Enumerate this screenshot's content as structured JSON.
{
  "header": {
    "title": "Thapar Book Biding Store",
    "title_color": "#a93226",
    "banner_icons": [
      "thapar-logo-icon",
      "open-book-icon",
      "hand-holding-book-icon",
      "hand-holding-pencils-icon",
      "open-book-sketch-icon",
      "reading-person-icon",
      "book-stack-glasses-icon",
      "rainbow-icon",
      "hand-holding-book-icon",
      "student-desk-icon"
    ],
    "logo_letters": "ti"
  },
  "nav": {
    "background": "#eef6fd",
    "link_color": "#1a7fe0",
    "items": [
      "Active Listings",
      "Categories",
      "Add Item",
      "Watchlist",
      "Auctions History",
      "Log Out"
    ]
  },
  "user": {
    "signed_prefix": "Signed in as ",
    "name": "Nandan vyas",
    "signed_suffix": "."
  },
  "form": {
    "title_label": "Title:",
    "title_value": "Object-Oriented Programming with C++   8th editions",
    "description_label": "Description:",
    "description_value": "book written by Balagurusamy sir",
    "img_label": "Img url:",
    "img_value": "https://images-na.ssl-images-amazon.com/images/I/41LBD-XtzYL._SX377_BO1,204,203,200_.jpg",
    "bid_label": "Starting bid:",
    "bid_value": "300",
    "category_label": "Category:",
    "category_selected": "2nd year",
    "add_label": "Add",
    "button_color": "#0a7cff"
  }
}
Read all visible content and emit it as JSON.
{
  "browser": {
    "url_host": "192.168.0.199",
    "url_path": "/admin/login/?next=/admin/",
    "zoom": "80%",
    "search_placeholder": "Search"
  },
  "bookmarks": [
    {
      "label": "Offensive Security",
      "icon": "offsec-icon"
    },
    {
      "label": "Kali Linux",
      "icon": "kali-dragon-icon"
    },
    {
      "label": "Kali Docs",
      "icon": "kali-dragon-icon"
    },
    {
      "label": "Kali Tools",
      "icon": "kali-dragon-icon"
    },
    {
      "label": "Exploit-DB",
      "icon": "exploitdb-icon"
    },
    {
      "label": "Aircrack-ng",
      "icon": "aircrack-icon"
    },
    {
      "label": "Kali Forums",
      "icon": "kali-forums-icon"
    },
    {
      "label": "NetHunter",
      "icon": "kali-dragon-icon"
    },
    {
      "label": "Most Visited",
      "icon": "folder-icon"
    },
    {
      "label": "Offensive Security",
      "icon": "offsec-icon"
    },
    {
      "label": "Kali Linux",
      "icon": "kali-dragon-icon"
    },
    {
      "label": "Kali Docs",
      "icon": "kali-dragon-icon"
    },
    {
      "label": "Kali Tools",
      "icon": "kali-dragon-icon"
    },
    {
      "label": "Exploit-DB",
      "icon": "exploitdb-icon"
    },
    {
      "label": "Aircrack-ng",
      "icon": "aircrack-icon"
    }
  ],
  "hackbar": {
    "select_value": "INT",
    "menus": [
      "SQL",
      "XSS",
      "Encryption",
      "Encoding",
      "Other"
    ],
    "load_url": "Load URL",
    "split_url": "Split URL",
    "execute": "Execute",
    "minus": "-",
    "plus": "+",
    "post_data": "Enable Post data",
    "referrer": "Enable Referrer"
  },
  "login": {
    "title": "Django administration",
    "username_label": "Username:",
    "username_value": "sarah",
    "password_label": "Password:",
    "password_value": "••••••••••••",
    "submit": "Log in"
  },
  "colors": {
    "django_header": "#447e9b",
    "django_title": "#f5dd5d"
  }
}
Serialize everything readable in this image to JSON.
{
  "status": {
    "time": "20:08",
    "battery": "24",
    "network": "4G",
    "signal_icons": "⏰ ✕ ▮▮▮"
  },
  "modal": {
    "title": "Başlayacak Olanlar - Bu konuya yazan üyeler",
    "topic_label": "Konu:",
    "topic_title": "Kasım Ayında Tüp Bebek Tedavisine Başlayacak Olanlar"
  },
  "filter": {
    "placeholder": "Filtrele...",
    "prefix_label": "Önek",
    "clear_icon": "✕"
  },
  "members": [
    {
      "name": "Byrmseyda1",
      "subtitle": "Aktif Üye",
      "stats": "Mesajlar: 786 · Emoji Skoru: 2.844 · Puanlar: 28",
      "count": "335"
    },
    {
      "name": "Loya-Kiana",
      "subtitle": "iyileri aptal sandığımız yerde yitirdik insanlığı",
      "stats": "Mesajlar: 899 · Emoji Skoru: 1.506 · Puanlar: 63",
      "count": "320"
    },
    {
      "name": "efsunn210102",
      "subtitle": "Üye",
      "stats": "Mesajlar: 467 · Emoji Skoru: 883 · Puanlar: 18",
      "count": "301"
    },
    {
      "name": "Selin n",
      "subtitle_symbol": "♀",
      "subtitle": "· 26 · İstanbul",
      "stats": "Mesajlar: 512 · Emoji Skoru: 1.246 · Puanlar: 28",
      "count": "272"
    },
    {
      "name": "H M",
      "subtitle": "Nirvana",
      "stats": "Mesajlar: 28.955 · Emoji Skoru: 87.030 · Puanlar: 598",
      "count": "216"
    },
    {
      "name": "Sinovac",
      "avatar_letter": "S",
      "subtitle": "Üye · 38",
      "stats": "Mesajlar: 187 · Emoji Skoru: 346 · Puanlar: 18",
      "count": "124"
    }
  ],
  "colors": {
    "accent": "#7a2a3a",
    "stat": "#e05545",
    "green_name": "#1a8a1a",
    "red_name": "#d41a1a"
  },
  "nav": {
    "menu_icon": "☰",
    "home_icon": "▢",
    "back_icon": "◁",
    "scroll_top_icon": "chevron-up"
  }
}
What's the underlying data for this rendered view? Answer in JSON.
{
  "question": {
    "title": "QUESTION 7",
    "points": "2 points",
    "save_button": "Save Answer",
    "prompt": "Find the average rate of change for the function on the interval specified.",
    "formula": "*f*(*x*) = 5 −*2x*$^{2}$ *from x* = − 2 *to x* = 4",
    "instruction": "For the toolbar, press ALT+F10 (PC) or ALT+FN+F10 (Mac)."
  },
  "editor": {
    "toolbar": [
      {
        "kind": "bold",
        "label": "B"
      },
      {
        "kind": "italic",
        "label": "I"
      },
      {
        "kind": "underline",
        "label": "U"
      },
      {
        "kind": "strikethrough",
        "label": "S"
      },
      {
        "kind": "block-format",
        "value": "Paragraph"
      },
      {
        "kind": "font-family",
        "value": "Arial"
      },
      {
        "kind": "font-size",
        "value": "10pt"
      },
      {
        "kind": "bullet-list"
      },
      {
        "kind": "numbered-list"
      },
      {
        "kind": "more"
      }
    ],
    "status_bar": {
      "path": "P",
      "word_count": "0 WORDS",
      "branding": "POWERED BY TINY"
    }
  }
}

··········

**STATED TASK:** A number is the only answer here: how many lines of the material above contain "Enable"?

**THE RESULT:** 2